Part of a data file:
-- BEGIN --

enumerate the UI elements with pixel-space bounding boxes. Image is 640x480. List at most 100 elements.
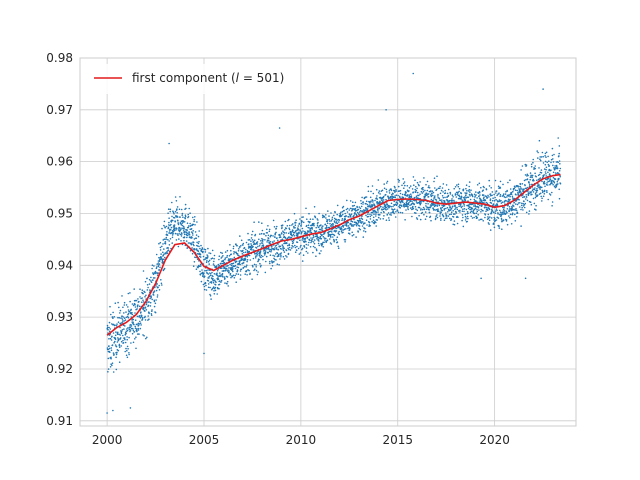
scatter-point: [318, 240, 320, 242]
scatter-point: [440, 207, 442, 210]
scatter-point: [284, 237, 287, 239]
scatter-point: [558, 172, 560, 175]
scatter-point: [107, 329, 109, 331]
scatter-point: [379, 213, 381, 216]
scatter-point: [185, 240, 188, 242]
scatter-point: [359, 207, 362, 210]
scatter-point: [194, 231, 197, 233]
scatter-point: [533, 167, 535, 169]
scatter-point: [313, 242, 316, 245]
scatter-point: [315, 230, 318, 232]
scatter-point: [255, 269, 258, 272]
scatter-point: [270, 250, 272, 253]
scatter-point: [286, 242, 288, 244]
scatter-point: [274, 253, 277, 255]
scatter-point: [399, 207, 402, 209]
scatter-point: [473, 205, 475, 207]
scatter-point: [244, 265, 246, 268]
scatter-point: [546, 191, 548, 194]
scatter-point: [264, 239, 266, 241]
scatter-point: [122, 306, 124, 309]
scatter-point: [486, 208, 489, 210]
scatter-point: [213, 279, 216, 282]
x-tick-label: 2015: [382, 433, 413, 447]
scatter-point: [130, 323, 132, 326]
scatter-point: [138, 323, 140, 325]
scatter-point: [468, 185, 471, 188]
scatter-point: [128, 353, 130, 356]
scatter-point: [204, 251, 207, 253]
scatter-point: [258, 221, 260, 223]
scatter-point: [526, 199, 529, 202]
scatter-point: [209, 286, 211, 289]
scatter-point: [216, 272, 218, 275]
scatter-point: [454, 213, 456, 215]
scatter-point: [306, 237, 309, 239]
scatter-point: [532, 161, 534, 164]
scatter-point: [148, 318, 150, 321]
scatter-point: [163, 224, 165, 227]
scatter-point: [454, 194, 457, 196]
scatter-point: [352, 201, 354, 203]
scatter-point: [257, 260, 260, 262]
scatter-point: [230, 249, 232, 252]
scatter-point: [518, 199, 520, 201]
scatter-point: [267, 234, 270, 237]
scatter-point: [532, 178, 534, 181]
scatter-point: [337, 247, 340, 249]
scatter-point: [205, 289, 208, 291]
scatter-point: [273, 255, 276, 257]
scatter-point: [445, 184, 448, 186]
scatter-point: [344, 218, 347, 221]
scatter-point: [408, 187, 411, 189]
scatter-point: [366, 224, 368, 226]
scatter-point: [129, 407, 132, 409]
scatter-point: [476, 197, 478, 199]
scatter-point: [166, 234, 169, 236]
scatter-point: [523, 196, 526, 198]
scatter-point: [158, 269, 160, 272]
scatter-point: [161, 227, 163, 230]
scatter-point: [536, 150, 538, 152]
scatter-point: [161, 245, 163, 248]
scatter-point: [124, 325, 126, 327]
scatter-point: [294, 224, 297, 226]
scatter-point: [331, 231, 333, 233]
scatter-point: [558, 145, 561, 147]
scatter-point: [404, 193, 407, 195]
scatter-point: [146, 336, 148, 339]
scatter-point: [520, 169, 522, 171]
scatter-point: [171, 232, 173, 234]
scatter-point: [304, 237, 307, 240]
scatter-point: [301, 247, 304, 250]
scatter-point: [428, 211, 431, 214]
scatter-point: [559, 182, 562, 185]
scatter-point: [250, 243, 252, 245]
scatter-point: [145, 294, 147, 297]
scatter-point: [158, 284, 160, 287]
scatter-point: [509, 216, 511, 219]
scatter-point: [542, 195, 545, 198]
scatter-point: [292, 242, 295, 244]
scatter-point: [249, 259, 252, 261]
scatter-point: [441, 201, 443, 203]
scatter-point: [135, 336, 137, 339]
y-axis-ticks: 0.910.920.930.940.950.960.970.98: [46, 51, 73, 428]
scatter-point: [120, 317, 122, 320]
scatter-point: [405, 191, 407, 194]
scatter-point: [154, 277, 156, 279]
scatter-point: [540, 169, 543, 171]
scatter-point: [146, 277, 148, 280]
scatter-point: [183, 236, 186, 238]
scatter-point: [153, 265, 155, 267]
scatter-point: [321, 245, 323, 247]
scatter-point: [553, 185, 556, 188]
x-tick-label: 2020: [479, 433, 510, 447]
scatter-point: [327, 235, 330, 238]
scatter-point: [358, 217, 361, 220]
scatter-point: [223, 261, 225, 264]
scatter-point: [246, 260, 248, 263]
scatter-point: [319, 252, 321, 255]
scatter-point: [535, 209, 537, 211]
scatter-point: [499, 213, 501, 216]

-- END --

WHAT THE TASK REQUIRES: How many lines of the data above contain the string "label"? Reply with the number alone.

ANSWER IN FULL: 2